» **PROBLEM REQUIREMENTS**
Scan the listing below. Report each line that includes "chevron".

(Stored data entries)
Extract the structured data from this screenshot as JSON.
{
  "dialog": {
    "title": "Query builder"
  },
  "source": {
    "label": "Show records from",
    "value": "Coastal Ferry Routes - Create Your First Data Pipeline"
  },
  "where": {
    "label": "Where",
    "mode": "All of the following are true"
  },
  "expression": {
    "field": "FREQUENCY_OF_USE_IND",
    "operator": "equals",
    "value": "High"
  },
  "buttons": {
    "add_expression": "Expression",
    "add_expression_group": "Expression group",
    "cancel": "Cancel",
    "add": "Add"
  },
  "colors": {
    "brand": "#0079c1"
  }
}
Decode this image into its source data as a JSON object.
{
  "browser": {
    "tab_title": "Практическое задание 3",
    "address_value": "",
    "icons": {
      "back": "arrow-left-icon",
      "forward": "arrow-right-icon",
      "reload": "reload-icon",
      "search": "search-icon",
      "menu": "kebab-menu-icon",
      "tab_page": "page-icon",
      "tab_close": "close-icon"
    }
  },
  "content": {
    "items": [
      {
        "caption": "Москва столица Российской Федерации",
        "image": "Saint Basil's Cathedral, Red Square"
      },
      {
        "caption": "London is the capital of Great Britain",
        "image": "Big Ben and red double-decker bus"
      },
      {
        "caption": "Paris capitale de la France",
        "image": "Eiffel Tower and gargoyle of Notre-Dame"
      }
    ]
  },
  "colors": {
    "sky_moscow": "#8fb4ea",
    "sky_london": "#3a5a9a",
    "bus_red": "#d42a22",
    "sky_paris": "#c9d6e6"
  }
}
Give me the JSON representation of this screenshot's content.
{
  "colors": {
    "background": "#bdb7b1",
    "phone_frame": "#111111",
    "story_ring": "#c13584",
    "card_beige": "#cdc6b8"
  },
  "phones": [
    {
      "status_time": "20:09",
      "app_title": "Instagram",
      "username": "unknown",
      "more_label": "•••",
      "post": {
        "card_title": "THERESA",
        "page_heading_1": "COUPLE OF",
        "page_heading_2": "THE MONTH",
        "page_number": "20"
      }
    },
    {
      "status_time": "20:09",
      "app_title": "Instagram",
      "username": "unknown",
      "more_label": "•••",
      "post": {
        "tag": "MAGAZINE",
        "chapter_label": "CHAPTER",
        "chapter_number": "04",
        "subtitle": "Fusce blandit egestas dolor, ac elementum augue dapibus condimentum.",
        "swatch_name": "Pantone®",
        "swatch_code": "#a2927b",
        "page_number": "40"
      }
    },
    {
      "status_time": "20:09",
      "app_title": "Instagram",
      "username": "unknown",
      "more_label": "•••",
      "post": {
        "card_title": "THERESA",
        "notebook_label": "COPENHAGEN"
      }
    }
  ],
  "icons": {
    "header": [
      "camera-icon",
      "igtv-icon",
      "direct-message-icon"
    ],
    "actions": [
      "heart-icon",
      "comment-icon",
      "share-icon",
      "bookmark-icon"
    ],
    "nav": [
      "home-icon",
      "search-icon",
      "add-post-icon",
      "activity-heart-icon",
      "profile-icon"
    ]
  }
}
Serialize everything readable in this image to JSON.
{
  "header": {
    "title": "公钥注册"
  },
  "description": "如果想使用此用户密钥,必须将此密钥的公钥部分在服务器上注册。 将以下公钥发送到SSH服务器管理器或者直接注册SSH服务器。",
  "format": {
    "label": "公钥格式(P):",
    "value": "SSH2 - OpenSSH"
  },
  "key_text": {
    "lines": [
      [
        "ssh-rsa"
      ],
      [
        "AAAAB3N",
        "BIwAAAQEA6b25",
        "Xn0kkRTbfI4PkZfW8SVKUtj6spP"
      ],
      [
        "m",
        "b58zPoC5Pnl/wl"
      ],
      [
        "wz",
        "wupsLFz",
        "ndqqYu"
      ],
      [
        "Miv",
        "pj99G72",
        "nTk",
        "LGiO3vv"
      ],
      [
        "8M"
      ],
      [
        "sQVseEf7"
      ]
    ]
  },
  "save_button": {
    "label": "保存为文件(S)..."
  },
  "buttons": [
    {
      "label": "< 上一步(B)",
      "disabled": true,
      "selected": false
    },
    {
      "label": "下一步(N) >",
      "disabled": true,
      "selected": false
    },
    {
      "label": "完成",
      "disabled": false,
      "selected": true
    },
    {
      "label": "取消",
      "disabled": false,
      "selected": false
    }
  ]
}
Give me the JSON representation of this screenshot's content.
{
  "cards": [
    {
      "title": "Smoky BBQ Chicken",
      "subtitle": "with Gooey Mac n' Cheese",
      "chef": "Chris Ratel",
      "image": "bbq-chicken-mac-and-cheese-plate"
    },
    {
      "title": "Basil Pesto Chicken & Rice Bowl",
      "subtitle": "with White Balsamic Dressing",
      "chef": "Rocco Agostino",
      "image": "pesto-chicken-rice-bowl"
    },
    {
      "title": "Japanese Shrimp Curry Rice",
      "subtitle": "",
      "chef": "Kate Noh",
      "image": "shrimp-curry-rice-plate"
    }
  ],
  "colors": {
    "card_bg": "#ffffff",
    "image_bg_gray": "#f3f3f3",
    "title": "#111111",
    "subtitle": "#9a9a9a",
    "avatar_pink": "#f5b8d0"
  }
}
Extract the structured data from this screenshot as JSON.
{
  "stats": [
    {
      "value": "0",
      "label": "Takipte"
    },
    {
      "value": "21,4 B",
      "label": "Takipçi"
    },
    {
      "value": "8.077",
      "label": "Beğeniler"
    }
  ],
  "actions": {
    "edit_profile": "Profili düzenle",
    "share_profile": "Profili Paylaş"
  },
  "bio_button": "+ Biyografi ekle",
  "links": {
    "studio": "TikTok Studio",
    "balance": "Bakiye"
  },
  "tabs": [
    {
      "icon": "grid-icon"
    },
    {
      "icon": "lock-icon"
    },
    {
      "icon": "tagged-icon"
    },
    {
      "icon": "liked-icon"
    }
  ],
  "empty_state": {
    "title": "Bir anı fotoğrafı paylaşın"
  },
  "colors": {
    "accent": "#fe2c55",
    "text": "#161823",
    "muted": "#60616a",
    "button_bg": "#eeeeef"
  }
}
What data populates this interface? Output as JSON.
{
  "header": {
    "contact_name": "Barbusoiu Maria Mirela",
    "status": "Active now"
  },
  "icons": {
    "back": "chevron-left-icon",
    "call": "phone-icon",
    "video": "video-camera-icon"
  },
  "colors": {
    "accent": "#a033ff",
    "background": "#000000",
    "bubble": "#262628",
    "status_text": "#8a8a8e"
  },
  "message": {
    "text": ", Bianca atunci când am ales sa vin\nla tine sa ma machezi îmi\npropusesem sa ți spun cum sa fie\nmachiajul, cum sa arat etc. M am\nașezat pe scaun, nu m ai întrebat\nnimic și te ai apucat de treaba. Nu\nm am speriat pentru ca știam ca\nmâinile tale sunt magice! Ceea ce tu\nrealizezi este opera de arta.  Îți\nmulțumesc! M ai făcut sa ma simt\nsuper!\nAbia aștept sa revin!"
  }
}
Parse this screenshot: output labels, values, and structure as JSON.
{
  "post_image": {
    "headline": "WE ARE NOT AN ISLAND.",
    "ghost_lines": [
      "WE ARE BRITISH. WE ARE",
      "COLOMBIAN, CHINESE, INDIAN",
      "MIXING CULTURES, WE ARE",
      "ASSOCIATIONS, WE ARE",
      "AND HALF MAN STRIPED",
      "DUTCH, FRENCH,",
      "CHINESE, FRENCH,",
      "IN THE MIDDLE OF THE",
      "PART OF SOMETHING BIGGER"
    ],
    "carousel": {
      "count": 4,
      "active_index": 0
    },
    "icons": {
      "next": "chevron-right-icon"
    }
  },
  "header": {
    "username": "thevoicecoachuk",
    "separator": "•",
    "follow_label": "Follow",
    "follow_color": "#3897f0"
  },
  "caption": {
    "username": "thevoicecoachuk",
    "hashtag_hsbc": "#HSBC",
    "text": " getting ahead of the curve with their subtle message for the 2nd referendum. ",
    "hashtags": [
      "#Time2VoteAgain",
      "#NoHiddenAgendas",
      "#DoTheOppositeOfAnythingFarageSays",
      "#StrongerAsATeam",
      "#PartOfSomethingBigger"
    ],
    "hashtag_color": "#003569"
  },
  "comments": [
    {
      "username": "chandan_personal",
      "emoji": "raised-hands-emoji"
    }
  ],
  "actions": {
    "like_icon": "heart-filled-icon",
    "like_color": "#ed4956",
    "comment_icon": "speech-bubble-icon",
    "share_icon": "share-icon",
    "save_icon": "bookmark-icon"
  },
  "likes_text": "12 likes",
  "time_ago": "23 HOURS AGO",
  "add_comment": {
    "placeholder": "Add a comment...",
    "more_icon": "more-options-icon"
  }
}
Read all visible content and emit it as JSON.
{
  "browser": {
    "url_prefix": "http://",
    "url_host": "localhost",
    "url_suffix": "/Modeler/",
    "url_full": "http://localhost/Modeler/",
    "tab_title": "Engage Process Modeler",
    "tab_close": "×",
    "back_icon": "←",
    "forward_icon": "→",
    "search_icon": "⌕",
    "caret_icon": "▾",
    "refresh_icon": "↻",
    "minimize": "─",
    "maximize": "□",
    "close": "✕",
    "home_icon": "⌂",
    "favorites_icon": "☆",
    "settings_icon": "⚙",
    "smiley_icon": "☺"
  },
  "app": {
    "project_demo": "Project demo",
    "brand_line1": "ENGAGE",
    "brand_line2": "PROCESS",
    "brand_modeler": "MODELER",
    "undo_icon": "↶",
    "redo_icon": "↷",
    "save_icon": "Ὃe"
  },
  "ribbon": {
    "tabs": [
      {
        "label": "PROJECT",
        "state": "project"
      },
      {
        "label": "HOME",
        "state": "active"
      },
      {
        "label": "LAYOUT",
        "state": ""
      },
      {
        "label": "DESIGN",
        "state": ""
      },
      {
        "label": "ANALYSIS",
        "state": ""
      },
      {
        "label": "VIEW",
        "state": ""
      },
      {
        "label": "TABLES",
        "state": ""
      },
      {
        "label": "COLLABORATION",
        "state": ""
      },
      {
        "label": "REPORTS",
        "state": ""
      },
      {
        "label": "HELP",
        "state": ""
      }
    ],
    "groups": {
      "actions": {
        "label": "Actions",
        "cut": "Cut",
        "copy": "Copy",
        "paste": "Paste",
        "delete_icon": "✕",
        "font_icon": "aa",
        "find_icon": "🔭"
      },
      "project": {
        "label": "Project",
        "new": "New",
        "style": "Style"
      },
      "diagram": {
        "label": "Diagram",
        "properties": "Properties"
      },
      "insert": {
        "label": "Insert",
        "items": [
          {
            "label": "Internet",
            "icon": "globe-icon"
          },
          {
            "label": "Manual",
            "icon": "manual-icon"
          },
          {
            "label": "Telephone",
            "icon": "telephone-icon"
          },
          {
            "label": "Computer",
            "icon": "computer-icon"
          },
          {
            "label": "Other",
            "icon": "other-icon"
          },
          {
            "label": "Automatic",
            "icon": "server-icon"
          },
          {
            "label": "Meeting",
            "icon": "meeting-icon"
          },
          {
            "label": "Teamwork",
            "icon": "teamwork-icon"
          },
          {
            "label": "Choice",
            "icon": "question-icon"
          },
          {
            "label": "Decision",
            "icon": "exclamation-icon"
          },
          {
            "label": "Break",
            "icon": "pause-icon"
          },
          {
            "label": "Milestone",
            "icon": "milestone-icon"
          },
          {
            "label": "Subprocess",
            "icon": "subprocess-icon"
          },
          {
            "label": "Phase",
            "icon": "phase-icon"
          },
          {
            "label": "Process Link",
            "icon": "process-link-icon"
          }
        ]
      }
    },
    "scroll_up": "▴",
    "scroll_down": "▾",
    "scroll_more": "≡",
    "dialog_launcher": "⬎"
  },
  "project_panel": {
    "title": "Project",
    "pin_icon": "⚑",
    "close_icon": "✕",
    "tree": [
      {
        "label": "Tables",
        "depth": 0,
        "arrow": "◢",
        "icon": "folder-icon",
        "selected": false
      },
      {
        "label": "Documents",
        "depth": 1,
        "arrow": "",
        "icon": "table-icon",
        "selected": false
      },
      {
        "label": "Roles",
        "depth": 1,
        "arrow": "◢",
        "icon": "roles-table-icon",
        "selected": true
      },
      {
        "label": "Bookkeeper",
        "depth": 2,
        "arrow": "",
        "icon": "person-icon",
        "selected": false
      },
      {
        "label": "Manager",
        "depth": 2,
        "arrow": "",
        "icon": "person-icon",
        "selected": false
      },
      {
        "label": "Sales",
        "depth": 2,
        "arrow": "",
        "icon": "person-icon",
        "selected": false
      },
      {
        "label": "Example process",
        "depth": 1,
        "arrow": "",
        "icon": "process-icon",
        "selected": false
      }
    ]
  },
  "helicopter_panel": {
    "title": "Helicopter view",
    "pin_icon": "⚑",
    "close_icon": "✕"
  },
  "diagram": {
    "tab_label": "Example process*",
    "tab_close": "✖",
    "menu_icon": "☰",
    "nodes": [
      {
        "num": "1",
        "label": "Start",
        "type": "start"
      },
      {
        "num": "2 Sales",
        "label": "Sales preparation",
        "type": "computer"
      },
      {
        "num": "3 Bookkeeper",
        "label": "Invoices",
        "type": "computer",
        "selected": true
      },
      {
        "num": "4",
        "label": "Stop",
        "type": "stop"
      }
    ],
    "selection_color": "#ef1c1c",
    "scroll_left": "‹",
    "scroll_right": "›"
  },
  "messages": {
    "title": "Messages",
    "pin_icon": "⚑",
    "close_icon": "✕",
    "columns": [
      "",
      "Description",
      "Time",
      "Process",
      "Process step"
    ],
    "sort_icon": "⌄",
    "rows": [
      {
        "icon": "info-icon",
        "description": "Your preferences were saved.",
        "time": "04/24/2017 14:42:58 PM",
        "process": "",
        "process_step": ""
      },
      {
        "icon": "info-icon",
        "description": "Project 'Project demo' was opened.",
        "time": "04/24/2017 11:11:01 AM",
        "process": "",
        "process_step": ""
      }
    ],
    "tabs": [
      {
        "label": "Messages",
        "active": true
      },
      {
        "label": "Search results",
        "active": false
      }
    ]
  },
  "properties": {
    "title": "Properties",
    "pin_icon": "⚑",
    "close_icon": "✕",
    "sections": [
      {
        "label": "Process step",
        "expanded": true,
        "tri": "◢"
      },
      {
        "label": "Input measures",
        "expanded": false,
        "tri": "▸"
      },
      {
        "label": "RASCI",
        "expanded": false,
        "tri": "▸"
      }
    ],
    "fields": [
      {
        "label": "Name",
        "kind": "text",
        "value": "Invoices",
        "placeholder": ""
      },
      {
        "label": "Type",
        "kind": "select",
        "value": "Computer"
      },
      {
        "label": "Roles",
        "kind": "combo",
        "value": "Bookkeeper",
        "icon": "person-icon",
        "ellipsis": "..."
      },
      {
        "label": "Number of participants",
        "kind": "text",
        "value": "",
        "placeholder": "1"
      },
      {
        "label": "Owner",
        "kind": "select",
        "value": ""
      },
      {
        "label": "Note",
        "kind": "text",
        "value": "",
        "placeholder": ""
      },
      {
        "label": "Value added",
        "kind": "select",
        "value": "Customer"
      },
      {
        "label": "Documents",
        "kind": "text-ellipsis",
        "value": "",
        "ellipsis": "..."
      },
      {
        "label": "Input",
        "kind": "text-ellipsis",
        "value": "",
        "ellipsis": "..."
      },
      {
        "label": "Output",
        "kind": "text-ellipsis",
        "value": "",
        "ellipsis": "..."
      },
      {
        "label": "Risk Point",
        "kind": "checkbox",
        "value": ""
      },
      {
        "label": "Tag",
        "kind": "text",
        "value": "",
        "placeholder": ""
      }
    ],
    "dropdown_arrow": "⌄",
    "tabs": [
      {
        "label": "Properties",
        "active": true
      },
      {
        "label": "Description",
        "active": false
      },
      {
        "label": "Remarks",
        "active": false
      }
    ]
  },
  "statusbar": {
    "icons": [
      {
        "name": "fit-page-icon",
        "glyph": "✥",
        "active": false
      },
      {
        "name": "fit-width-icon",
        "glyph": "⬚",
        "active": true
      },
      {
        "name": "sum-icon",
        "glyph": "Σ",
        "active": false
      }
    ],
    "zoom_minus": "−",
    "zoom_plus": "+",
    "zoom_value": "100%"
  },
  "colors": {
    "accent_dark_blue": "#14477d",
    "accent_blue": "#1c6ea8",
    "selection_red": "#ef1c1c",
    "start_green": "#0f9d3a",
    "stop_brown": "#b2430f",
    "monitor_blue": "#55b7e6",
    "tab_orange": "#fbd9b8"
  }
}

» **EXPECTED OUTPUT**
    "back": "chevron-left-icon",
      "next": "chevron-right-icon"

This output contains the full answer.